What is asked — Please return the listing verbatim from its first line through the line containing "range-bracket: 11–18 <box>1501", including both of those lines.

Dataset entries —
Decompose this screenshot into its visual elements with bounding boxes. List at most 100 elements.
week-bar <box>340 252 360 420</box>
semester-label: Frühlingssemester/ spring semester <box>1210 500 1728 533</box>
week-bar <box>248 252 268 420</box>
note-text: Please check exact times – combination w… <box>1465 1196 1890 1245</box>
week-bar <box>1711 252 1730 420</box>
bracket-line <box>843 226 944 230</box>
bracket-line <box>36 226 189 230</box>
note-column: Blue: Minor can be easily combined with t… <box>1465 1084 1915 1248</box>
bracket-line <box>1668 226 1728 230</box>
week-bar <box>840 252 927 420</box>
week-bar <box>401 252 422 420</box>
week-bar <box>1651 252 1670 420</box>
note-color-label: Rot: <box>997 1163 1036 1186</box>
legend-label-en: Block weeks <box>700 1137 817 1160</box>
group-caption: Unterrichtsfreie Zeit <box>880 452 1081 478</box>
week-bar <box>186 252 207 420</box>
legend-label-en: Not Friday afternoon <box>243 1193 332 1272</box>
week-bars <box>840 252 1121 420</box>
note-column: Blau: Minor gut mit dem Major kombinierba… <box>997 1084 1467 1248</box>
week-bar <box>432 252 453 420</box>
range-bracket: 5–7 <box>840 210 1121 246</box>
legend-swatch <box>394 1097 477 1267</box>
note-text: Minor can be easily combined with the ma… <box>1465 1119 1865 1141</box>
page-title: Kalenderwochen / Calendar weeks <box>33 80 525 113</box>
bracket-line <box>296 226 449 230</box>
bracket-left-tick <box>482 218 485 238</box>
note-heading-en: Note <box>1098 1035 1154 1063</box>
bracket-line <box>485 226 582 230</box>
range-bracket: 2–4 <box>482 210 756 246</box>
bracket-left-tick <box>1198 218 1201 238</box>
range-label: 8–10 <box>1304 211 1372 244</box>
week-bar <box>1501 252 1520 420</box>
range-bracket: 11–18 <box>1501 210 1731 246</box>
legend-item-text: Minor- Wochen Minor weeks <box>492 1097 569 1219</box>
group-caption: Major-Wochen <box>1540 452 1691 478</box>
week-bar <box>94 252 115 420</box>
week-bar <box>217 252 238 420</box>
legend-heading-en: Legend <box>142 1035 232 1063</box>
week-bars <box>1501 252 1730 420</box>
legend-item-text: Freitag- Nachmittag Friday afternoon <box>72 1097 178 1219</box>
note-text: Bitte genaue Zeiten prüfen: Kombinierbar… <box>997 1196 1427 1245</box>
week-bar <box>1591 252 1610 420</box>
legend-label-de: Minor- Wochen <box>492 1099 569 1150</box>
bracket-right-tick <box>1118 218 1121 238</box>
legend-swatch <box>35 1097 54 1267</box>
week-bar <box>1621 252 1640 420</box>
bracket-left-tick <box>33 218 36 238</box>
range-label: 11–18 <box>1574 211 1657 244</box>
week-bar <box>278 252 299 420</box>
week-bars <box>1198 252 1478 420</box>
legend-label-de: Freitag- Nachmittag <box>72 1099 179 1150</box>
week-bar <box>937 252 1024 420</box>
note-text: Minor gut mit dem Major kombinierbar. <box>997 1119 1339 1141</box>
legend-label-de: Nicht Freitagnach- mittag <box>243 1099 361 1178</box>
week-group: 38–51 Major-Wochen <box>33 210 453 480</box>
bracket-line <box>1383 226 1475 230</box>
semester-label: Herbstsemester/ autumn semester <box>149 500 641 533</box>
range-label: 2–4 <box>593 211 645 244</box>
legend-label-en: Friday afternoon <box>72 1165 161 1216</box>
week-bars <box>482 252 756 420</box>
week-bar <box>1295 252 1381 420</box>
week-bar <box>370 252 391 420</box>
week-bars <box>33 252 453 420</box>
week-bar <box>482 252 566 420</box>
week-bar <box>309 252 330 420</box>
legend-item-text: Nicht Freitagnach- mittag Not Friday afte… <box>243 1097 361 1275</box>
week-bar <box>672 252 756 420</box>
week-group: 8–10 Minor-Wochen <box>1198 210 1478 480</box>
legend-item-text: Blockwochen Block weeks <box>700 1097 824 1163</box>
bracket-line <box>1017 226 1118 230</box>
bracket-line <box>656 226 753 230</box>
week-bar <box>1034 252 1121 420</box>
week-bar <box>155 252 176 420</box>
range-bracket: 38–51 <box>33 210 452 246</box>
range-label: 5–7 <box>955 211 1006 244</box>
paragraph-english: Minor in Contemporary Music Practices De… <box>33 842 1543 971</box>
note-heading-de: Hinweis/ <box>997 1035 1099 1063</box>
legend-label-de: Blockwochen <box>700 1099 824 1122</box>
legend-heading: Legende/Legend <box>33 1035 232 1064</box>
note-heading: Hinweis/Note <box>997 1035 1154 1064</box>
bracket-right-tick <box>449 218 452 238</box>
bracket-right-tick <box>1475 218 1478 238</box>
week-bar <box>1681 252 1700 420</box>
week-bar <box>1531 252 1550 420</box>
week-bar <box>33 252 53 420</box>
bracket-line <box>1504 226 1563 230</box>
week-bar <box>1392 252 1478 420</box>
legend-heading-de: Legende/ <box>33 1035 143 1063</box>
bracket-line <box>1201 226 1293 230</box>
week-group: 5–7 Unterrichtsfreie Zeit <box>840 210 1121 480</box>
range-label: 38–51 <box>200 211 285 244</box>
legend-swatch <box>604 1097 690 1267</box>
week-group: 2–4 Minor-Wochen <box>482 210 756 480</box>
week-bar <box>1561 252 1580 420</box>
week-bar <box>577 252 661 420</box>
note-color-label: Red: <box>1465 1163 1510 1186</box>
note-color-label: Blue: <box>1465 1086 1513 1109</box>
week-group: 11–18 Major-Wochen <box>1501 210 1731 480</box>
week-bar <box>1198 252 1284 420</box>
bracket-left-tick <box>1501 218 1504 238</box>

Response to this task —
Decompose this screenshot into its visual elements with bounding boxes. List at most 100 elements.
week-bar <box>340 252 360 420</box>
semester-label: Frühlingssemester/ spring semester <box>1210 500 1728 533</box>
week-bar <box>248 252 268 420</box>
note-text: Please check exact times – combination w… <box>1465 1196 1890 1245</box>
week-bar <box>1711 252 1730 420</box>
bracket-line <box>843 226 944 230</box>
bracket-line <box>36 226 189 230</box>
note-column: Blue: Minor can be easily combined with t… <box>1465 1084 1915 1248</box>
bracket-line <box>1668 226 1728 230</box>
week-bar <box>840 252 927 420</box>
week-bar <box>401 252 422 420</box>
week-bar <box>1651 252 1670 420</box>
note-color-label: Rot: <box>997 1163 1036 1186</box>
legend-label-en: Block weeks <box>700 1137 817 1160</box>
group-caption: Unterrichtsfreie Zeit <box>880 452 1081 478</box>
week-bar <box>186 252 207 420</box>
legend-label-en: Not Friday afternoon <box>243 1193 332 1272</box>
week-bars <box>840 252 1121 420</box>
note-column: Blau: Minor gut mit dem Major kombinierba… <box>997 1084 1467 1248</box>
week-bar <box>432 252 453 420</box>
range-bracket: 5–7 <box>840 210 1121 246</box>
legend-swatch <box>394 1097 477 1267</box>
note-text: Minor can be easily combined with the ma… <box>1465 1119 1865 1141</box>
page-title: Kalenderwochen / Calendar weeks <box>33 80 525 113</box>
bracket-line <box>296 226 449 230</box>
bracket-left-tick <box>482 218 485 238</box>
note-heading-en: Note <box>1098 1035 1154 1063</box>
bracket-line <box>485 226 582 230</box>
range-bracket: 2–4 <box>482 210 756 246</box>
bracket-left-tick <box>1198 218 1201 238</box>
range-label: 8–10 <box>1304 211 1372 244</box>
week-bar <box>1501 252 1520 420</box>
range-bracket: 11–18 <box>1501 210 1731 246</box>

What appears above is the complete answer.